[Given request]:
Repeat every entry word for word, but leave the images out of your copy.

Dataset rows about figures
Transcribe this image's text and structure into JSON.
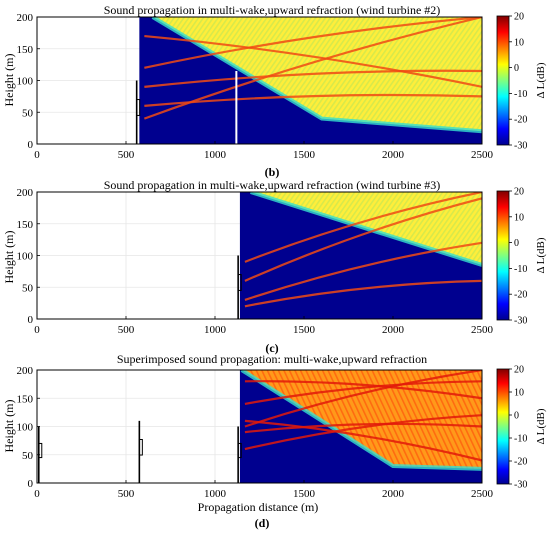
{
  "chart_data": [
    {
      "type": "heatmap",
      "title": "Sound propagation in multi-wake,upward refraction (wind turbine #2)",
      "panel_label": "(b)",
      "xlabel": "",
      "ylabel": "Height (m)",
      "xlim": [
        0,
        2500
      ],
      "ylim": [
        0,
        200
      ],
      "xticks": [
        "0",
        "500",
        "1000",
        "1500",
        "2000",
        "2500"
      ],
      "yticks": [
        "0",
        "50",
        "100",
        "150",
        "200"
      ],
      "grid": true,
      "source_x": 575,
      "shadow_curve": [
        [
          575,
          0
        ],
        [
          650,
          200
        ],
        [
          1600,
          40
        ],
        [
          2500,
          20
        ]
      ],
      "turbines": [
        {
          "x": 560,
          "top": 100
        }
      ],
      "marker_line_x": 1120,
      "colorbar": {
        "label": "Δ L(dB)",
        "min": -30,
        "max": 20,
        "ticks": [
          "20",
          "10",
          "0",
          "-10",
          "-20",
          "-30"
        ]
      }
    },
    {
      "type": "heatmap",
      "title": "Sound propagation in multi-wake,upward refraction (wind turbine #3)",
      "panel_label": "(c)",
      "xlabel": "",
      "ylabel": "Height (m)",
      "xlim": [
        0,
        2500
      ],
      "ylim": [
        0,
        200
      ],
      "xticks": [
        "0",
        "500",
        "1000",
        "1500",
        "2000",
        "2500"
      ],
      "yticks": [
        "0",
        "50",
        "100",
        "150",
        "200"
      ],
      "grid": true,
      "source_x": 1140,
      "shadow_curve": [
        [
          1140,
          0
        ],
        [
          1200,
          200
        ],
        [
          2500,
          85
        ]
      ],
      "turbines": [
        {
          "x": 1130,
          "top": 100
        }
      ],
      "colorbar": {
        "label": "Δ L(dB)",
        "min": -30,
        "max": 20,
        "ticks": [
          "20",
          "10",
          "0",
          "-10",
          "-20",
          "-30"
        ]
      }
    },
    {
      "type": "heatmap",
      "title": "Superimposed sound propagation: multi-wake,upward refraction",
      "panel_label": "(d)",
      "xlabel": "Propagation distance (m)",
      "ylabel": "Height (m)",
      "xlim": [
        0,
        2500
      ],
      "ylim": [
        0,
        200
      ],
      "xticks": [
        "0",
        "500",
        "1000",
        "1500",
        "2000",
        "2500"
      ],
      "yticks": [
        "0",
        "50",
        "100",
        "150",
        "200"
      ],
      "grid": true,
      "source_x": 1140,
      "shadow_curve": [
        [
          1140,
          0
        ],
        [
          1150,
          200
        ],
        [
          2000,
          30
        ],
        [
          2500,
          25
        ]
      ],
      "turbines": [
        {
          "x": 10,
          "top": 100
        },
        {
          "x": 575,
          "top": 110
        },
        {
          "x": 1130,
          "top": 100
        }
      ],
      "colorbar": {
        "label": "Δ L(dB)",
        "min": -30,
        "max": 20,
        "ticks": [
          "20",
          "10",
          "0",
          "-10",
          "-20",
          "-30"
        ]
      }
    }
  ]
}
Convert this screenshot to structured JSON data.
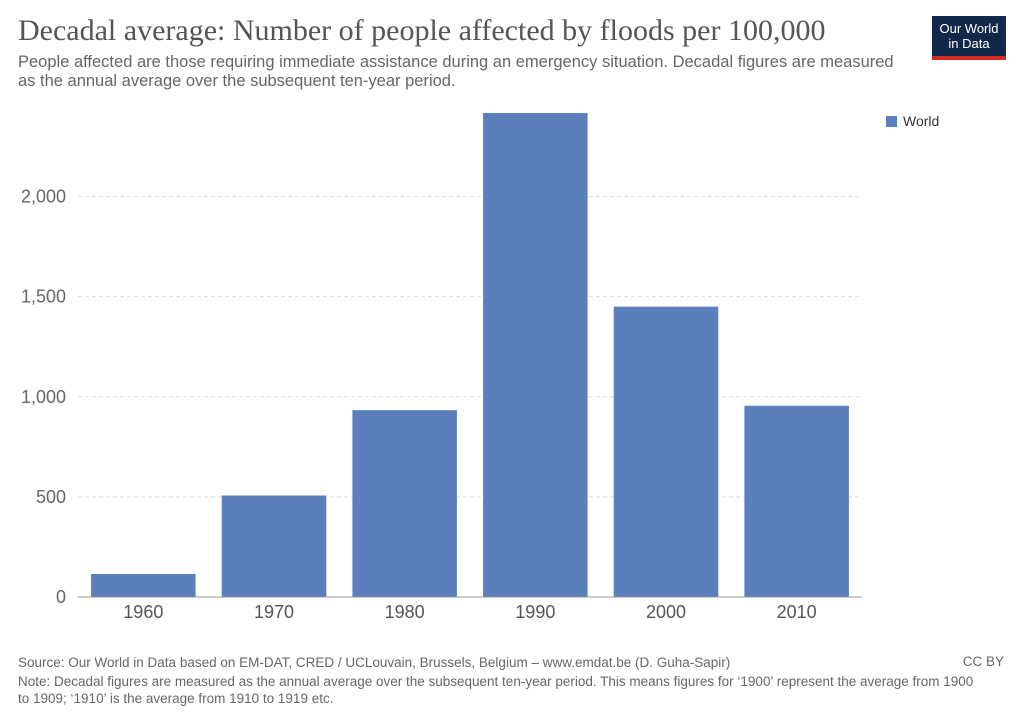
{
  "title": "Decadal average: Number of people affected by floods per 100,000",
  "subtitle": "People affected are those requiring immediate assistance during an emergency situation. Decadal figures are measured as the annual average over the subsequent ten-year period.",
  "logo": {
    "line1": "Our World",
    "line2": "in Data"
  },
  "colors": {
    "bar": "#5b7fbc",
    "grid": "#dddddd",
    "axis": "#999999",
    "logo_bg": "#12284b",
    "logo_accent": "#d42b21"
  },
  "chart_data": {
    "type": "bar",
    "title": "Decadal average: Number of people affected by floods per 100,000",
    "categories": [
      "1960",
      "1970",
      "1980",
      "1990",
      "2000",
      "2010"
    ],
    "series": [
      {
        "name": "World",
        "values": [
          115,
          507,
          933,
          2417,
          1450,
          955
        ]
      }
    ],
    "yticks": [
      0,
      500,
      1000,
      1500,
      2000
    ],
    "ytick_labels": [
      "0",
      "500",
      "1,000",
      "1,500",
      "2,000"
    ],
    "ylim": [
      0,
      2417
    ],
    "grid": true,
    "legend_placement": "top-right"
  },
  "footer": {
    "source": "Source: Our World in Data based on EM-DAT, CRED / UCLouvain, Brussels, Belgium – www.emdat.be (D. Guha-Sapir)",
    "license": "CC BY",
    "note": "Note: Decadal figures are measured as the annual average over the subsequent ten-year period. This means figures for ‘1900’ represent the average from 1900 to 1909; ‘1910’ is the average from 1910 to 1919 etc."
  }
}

[Finished answer]:
Transcribe this image's text and structure into JSON.
{
  "chart_data": [
    {
      "type": "heatmap",
      "title": "Sound propagation in multi-wake,upward refraction (wind turbine #2)",
      "panel_label": "(b)",
      "xlabel": "",
      "ylabel": "Height (m)",
      "xlim": [
        0,
        2500
      ],
      "ylim": [
        0,
        200
      ],
      "xticks": [
        "0",
        "500",
        "1000",
        "1500",
        "2000",
        "2500"
      ],
      "yticks": [
        "0",
        "50",
        "100",
        "150",
        "200"
      ],
      "grid": true,
      "source_x": 575,
      "shadow_curve": [
        [
          575,
          0
        ],
        [
          650,
          200
        ],
        [
          1600,
          40
        ],
        [
          2500,
          20
        ]
      ],
      "turbines": [
        {
          "x": 560,
          "top": 100
        }
      ],
      "marker_line_x": 1120,
      "colorbar": {
        "label": "Δ L(dB)",
        "min": -30,
        "max": 20,
        "ticks": [
          "20",
          "10",
          "0",
          "-10",
          "-20",
          "-30"
        ]
      }
    },
    {
      "type": "heatmap",
      "title": "Sound propagation in multi-wake,upward refraction (wind turbine #3)",
      "panel_label": "(c)",
      "xlabel": "",
      "ylabel": "Height (m)",
      "xlim": [
        0,
        2500
      ],
      "ylim": [
        0,
        200
      ],
      "xticks": [
        "0",
        "500",
        "1000",
        "1500",
        "2000",
        "2500"
      ],
      "yticks": [
        "0",
        "50",
        "100",
        "150",
        "200"
      ],
      "grid": true,
      "source_x": 1140,
      "shadow_curve": [
        [
          1140,
          0
        ],
        [
          1200,
          200
        ],
        [
          2500,
          85
        ]
      ],
      "turbines": [
        {
          "x": 1130,
          "top": 100
        }
      ],
      "colorbar": {
        "label": "Δ L(dB)",
        "min": -30,
        "max": 20,
        "ticks": [
          "20",
          "10",
          "0",
          "-10",
          "-20",
          "-30"
        ]
      }
    },
    {
      "type": "heatmap",
      "title": "Superimposed sound propagation: multi-wake,upward refraction",
      "panel_label": "(d)",
      "xlabel": "Propagation distance (m)",
      "ylabel": "Height (m)",
      "xlim": [
        0,
        2500
      ],
      "ylim": [
        0,
        200
      ],
      "xticks": [
        "0",
        "500",
        "1000",
        "1500",
        "2000",
        "2500"
      ],
      "yticks": [
        "0",
        "50",
        "100",
        "150",
        "200"
      ],
      "grid": true,
      "source_x": 1140,
      "shadow_curve": [
        [
          1140,
          0
        ],
        [
          1150,
          200
        ],
        [
          2000,
          30
        ],
        [
          2500,
          25
        ]
      ],
      "turbines": [
        {
          "x": 10,
          "top": 100
        },
        {
          "x": 575,
          "top": 110
        },
        {
          "x": 1130,
          "top": 100
        }
      ],
      "colorbar": {
        "label": "Δ L(dB)",
        "min": -30,
        "max": 20,
        "ticks": [
          "20",
          "10",
          "0",
          "-10",
          "-20",
          "-30"
        ]
      }
    }
  ]
}
Convert this screenshot to structured JSON data.
{
  "title": "Decadal average: Number of people affected by floods per 100,000",
  "subtitle": "People affected are those requiring immediate assistance during an emergency situation. Decadal figures are measured as the annual average over the subsequent ten-year period.",
  "logo": {
    "line1": "Our World",
    "line2": "in Data"
  },
  "colors": {
    "bar": "#5b7fbc",
    "grid": "#dddddd",
    "axis": "#999999",
    "logo_bg": "#12284b",
    "logo_accent": "#d42b21"
  },
  "chart_data": {
    "type": "bar",
    "title": "Decadal average: Number of people affected by floods per 100,000",
    "categories": [
      "1960",
      "1970",
      "1980",
      "1990",
      "2000",
      "2010"
    ],
    "series": [
      {
        "name": "World",
        "values": [
          115,
          507,
          933,
          2417,
          1450,
          955
        ]
      }
    ],
    "yticks": [
      0,
      500,
      1000,
      1500,
      2000
    ],
    "ytick_labels": [
      "0",
      "500",
      "1,000",
      "1,500",
      "2,000"
    ],
    "ylim": [
      0,
      2417
    ],
    "grid": true,
    "legend_placement": "top-right"
  },
  "footer": {
    "source": "Source: Our World in Data based on EM-DAT, CRED / UCLouvain, Brussels, Belgium – www.emdat.be (D. Guha-Sapir)",
    "license": "CC BY",
    "note": "Note: Decadal figures are measured as the annual average over the subsequent ten-year period. This means figures for ‘1900’ represent the average from 1900 to 1909; ‘1910’ is the average from 1910 to 1919 etc."
  }
}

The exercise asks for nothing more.